The records below need retyping in full; give them again exactly.

-.-.-

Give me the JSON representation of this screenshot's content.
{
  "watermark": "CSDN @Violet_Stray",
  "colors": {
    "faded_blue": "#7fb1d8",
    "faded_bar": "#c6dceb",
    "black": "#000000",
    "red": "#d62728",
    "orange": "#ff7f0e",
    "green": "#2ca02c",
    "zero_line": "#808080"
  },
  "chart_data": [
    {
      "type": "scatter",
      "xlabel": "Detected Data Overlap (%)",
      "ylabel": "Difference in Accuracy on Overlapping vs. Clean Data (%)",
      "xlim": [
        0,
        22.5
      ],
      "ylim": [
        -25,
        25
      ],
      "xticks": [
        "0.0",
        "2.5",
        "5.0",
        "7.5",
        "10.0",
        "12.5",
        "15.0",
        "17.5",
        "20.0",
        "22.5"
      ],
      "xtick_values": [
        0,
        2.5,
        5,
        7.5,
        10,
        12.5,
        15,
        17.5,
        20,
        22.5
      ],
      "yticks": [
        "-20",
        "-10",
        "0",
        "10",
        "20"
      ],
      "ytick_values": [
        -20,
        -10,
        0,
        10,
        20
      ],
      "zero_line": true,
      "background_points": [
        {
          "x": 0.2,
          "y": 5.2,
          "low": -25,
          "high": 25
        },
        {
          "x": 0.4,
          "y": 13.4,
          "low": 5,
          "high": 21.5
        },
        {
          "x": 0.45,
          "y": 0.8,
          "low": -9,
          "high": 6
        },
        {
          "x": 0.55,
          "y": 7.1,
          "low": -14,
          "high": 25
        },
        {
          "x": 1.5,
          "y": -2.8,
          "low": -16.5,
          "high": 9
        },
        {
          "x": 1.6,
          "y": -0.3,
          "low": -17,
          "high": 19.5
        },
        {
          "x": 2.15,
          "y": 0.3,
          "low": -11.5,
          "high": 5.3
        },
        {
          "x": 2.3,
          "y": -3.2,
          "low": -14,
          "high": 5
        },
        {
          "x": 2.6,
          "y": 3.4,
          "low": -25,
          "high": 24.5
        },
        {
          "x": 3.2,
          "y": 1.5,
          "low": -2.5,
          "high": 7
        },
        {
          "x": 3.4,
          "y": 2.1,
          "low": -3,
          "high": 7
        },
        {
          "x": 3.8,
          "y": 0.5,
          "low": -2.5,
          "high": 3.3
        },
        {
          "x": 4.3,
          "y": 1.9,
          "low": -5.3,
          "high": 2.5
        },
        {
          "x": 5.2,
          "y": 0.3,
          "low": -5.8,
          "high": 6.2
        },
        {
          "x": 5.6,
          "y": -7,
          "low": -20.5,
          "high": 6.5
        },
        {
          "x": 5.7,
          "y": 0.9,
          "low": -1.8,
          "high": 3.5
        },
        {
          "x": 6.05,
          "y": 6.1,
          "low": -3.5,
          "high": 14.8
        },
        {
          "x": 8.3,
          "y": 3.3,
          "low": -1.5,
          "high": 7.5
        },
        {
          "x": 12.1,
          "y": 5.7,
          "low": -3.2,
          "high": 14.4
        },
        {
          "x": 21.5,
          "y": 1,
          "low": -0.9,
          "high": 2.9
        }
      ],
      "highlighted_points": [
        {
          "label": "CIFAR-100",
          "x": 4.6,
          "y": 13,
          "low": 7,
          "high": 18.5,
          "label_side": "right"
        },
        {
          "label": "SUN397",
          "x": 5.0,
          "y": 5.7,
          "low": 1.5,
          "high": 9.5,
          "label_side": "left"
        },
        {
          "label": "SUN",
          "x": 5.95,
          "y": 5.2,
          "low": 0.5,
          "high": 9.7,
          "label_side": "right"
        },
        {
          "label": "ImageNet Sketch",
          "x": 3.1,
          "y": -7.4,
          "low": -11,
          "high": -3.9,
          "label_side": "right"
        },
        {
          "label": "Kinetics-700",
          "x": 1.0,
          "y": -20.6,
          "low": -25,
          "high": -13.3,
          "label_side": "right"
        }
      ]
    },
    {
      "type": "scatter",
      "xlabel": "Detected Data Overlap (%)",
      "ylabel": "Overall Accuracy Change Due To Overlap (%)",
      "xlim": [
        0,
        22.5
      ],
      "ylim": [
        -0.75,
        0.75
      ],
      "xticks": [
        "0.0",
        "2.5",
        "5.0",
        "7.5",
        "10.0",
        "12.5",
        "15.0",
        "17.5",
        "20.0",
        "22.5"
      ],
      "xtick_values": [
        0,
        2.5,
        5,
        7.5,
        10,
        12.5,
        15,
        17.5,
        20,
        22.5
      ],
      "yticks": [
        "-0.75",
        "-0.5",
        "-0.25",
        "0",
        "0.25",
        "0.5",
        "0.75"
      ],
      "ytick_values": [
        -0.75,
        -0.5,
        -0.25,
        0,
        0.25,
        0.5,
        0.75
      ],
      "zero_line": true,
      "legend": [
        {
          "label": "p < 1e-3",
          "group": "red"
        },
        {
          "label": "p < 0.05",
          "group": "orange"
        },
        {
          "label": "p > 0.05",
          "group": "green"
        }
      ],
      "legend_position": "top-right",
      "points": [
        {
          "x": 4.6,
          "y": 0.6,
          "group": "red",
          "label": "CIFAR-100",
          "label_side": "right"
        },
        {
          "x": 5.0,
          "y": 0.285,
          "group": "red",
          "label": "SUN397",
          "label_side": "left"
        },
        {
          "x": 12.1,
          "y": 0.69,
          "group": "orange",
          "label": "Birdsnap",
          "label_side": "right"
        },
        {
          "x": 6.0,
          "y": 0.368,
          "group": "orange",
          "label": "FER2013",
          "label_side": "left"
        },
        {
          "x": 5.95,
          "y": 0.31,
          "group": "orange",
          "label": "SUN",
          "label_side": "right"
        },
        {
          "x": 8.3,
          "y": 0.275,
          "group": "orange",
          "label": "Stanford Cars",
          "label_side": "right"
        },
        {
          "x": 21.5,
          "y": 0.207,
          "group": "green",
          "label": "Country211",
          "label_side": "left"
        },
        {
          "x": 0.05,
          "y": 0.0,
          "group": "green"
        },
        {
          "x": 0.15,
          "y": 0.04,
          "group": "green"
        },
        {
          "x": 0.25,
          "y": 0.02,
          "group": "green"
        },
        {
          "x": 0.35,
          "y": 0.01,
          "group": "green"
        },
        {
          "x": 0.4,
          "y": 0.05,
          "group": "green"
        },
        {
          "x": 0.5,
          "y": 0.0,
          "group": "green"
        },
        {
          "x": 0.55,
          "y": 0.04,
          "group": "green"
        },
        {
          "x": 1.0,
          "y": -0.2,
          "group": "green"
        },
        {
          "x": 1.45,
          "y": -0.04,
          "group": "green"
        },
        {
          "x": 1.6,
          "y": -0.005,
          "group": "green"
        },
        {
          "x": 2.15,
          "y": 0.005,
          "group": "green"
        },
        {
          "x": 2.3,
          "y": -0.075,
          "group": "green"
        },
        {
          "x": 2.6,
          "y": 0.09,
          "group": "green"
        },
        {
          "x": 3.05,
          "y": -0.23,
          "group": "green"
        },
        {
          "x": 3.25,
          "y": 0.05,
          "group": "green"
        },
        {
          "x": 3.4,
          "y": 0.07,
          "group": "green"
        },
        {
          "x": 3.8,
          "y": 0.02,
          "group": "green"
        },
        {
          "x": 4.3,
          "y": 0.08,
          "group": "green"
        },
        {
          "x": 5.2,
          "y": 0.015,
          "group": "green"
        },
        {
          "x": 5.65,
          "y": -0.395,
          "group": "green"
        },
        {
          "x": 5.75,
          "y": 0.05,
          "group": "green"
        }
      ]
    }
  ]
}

-.-.-

== Full output ==
Give me the JSON representation of this screenshot's content.
{
  "watermark": "CSDN @Violet_Stray",
  "colors": {
    "faded_blue": "#7fb1d8",
    "faded_bar": "#c6dceb",
    "black": "#000000",
    "red": "#d62728",
    "orange": "#ff7f0e",
    "green": "#2ca02c",
    "zero_line": "#808080"
  },
  "chart_data": [
    {
      "type": "scatter",
      "xlabel": "Detected Data Overlap (%)",
      "ylabel": "Difference in Accuracy on Overlapping vs. Clean Data (%)",
      "xlim": [
        0,
        22.5
      ],
      "ylim": [
        -25,
        25
      ],
      "xticks": [
        "0.0",
        "2.5",
        "5.0",
        "7.5",
        "10.0",
        "12.5",
        "15.0",
        "17.5",
        "20.0",
        "22.5"
      ],
      "xtick_values": [
        0,
        2.5,
        5,
        7.5,
        10,
        12.5,
        15,
        17.5,
        20,
        22.5
      ],
      "yticks": [
        "-20",
        "-10",
        "0",
        "10",
        "20"
      ],
      "ytick_values": [
        -20,
        -10,
        0,
        10,
        20
      ],
      "zero_line": true,
      "background_points": [
        {
          "x": 0.2,
          "y": 5.2,
          "low": -25,
          "high": 25
        },
        {
          "x": 0.4,
          "y": 13.4,
          "low": 5,
          "high": 21.5
        },
        {
          "x": 0.45,
          "y": 0.8,
          "low": -9,
          "high": 6
        },
        {
          "x": 0.55,
          "y": 7.1,
          "low": -14,
          "high": 25
        },
        {
          "x": 1.5,
          "y": -2.8,
          "low": -16.5,
          "high": 9
        },
        {
          "x": 1.6,
          "y": -0.3,
          "low": -17,
          "high": 19.5
        },
        {
          "x": 2.15,
          "y": 0.3,
          "low": -11.5,
          "high": 5.3
        },
        {
          "x": 2.3,
          "y": -3.2,
          "low": -14,
          "high": 5
        },
        {
          "x": 2.6,
          "y": 3.4,
          "low": -25,
          "high": 24.5
        },
        {
          "x": 3.2,
          "y": 1.5,
          "low": -2.5,
          "high": 7
        },
        {
          "x": 3.4,
          "y": 2.1,
          "low": -3,
          "high": 7
        },
        {
          "x": 3.8,
          "y": 0.5,
          "low": -2.5,
          "high": 3.3
        },
        {
          "x": 4.3,
          "y": 1.9,
          "low": -5.3,
          "high": 2.5
        },
        {
          "x": 5.2,
          "y": 0.3,
          "low": -5.8,
          "high": 6.2
        },
        {
          "x": 5.6,
          "y": -7,
          "low": -20.5,
          "high": 6.5
        },
        {
          "x": 5.7,
          "y": 0.9,
          "low": -1.8,
          "high": 3.5
        },
        {
          "x": 6.05,
          "y": 6.1,
          "low": -3.5,
          "high": 14.8
        },
        {
          "x": 8.3,
          "y": 3.3,
          "low": -1.5,
          "high": 7.5
        },
        {
          "x": 12.1,
          "y": 5.7,
          "low": -3.2,
          "high": 14.4
        },
        {
          "x": 21.5,
          "y": 1,
          "low": -0.9,
          "high": 2.9
        }
      ],
      "highlighted_points": [
        {
          "label": "CIFAR-100",
          "x": 4.6,
          "y": 13,
          "low": 7,
          "high": 18.5,
          "label_side": "right"
        },
        {
          "label": "SUN397",
          "x": 5.0,
          "y": 5.7,
          "low": 1.5,
          "high": 9.5,
          "label_side": "left"
        },
        {
          "label": "SUN",
          "x": 5.95,
          "y": 5.2,
          "low": 0.5,
          "high": 9.7,
          "label_side": "right"
        },
        {
          "label": "ImageNet Sketch",
          "x": 3.1,
          "y": -7.4,
          "low": -11,
          "high": -3.9,
          "label_side": "right"
        },
        {
          "label": "Kinetics-700",
          "x": 1.0,
          "y": -20.6,
          "low": -25,
          "high": -13.3,
          "label_side": "right"
        }
      ]
    },
    {
      "type": "scatter",
      "xlabel": "Detected Data Overlap (%)",
      "ylabel": "Overall Accuracy Change Due To Overlap (%)",
      "xlim": [
        0,
        22.5
      ],
      "ylim": [
        -0.75,
        0.75
      ],
      "xticks": [
        "0.0",
        "2.5",
        "5.0",
        "7.5",
        "10.0",
        "12.5",
        "15.0",
        "17.5",
        "20.0",
        "22.5"
      ],
      "xtick_values": [
        0,
        2.5,
        5,
        7.5,
        10,
        12.5,
        15,
        17.5,
        20,
        22.5
      ],
      "yticks": [
        "-0.75",
        "-0.5",
        "-0.25",
        "0",
        "0.25",
        "0.5",
        "0.75"
      ],
      "ytick_values": [
        -0.75,
        -0.5,
        -0.25,
        0,
        0.25,
        0.5,
        0.75
      ],
      "zero_line": true,
      "legend": [
        {
          "label": "p < 1e-3",
          "group": "red"
        },
        {
          "label": "p < 0.05",
          "group": "orange"
        },
        {
          "label": "p > 0.05",
          "group": "green"
        }
      ],
      "legend_position": "top-right",
      "points": [
        {
          "x": 4.6,
          "y": 0.6,
          "group": "red",
          "label": "CIFAR-100",
          "label_side": "right"
        },
        {
          "x": 5.0,
          "y": 0.285,
          "group": "red",
          "label": "SUN397",
          "label_side": "left"
        },
        {
          "x": 12.1,
          "y": 0.69,
          "group": "orange",
          "label": "Birdsnap",
          "label_side": "right"
        },
        {
          "x": 6.0,
          "y": 0.368,
          "group": "orange",
          "label": "FER2013",
          "label_side": "left"
        },
        {
          "x": 5.95,
          "y": 0.31,
          "group": "orange",
          "label": "SUN",
          "label_side": "right"
        },
        {
          "x": 8.3,
          "y": 0.275,
          "group": "orange",
          "label": "Stanford Cars",
          "label_side": "right"
        },
        {
          "x": 21.5,
          "y": 0.207,
          "group": "green",
          "label": "Country211",
          "label_side": "left"
        },
        {
          "x": 0.05,
          "y": 0.0,
          "group": "green"
        },
        {
          "x": 0.15,
          "y": 0.04,
          "group": "green"
        },
        {
          "x": 0.25,
          "y": 0.02,
          "group": "green"
        },
        {
          "x": 0.35,
          "y": 0.01,
          "group": "green"
        },
        {
          "x": 0.4,
          "y": 0.05,
          "group": "green"
        },
        {
          "x": 0.5,
          "y": 0.0,
          "group": "green"
        },
        {
          "x": 0.55,
          "y": 0.04,
          "group": "green"
        },
        {
          "x": 1.0,
          "y": -0.2,
          "group": "green"
        },
        {
          "x": 1.45,
          "y": -0.04,
          "group": "green"
        },
        {
          "x": 1.6,
          "y": -0.005,
          "group": "green"
        },
        {
          "x": 2.15,
          "y": 0.005,
          "group": "green"
        },
        {
          "x": 2.3,
          "y": -0.075,
          "group": "green"
        },
        {
          "x": 2.6,
          "y": 0.09,
          "group": "green"
        },
        {
          "x": 3.05,
          "y": -0.23,
          "group": "green"
        },
        {
          "x": 3.25,
          "y": 0.05,
          "group": "green"
        },
        {
          "x": 3.4,
          "y": 0.07,
          "group": "green"
        },
        {
          "x": 3.8,
          "y": 0.02,
          "group": "green"
        },
        {
          "x": 4.3,
          "y": 0.08,
          "group": "green"
        },
        {
          "x": 5.2,
          "y": 0.015,
          "group": "green"
        },
        {
          "x": 5.65,
          "y": -0.395,
          "group": "green"
        },
        {
          "x": 5.75,
          "y": 0.05,
          "group": "green"
        }
      ]
    }
  ]
}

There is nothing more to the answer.